(Exercise task)
Pick out each line in these entries that contains the string "label".

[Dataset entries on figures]
☆ ☆ ☆ ☆ ☆
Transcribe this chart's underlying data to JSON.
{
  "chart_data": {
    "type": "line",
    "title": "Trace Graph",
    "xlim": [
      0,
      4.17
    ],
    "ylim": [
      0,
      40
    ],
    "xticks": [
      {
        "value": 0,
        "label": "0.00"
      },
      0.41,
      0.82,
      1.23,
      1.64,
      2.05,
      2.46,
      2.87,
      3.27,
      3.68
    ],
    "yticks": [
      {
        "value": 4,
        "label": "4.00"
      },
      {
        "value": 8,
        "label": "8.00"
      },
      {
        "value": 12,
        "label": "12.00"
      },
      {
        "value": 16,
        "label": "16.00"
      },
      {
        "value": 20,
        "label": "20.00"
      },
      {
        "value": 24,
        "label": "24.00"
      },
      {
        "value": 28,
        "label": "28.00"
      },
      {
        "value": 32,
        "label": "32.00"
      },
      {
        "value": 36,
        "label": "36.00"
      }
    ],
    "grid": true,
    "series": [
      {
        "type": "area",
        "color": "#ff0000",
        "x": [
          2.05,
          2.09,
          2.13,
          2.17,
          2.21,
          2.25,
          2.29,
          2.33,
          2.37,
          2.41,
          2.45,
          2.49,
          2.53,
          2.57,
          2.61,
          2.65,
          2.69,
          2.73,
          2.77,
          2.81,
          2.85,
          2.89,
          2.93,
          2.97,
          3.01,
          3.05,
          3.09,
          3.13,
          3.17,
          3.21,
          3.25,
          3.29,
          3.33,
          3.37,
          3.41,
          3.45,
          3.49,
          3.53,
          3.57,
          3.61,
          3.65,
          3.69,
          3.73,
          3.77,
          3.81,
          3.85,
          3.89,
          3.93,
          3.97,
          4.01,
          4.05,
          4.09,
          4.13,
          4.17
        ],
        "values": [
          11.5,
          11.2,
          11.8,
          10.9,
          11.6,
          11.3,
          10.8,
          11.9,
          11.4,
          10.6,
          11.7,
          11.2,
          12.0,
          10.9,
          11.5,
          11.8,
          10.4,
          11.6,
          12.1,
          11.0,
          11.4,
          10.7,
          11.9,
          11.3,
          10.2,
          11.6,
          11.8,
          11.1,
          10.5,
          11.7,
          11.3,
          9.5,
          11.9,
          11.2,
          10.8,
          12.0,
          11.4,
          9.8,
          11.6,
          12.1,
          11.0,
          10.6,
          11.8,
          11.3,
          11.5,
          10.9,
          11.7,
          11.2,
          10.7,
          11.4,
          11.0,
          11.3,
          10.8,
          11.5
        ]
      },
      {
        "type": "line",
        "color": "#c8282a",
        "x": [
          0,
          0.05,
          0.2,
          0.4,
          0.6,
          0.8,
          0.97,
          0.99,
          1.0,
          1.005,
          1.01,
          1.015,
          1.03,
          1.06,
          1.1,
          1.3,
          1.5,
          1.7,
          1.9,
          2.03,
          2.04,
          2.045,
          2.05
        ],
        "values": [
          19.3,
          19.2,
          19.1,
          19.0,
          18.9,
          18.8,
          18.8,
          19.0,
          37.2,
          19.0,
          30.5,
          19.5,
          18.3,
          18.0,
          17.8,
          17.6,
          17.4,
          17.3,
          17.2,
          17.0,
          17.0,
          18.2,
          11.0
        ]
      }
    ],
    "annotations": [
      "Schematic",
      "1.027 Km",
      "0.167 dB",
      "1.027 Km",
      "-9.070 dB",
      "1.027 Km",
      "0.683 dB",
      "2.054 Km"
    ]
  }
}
☆ ☆ ☆ ☆ ☆
(Answer to the problem)
        "label": "0.00"
        "label": "4.00"
        "label": "8.00"
        "label": "12.00"
        "label": "16.00"
        "label": "20.00"
        "label": "24.00"
        "label": "28.00"
        "label": "32.00"
        "label": "36.00"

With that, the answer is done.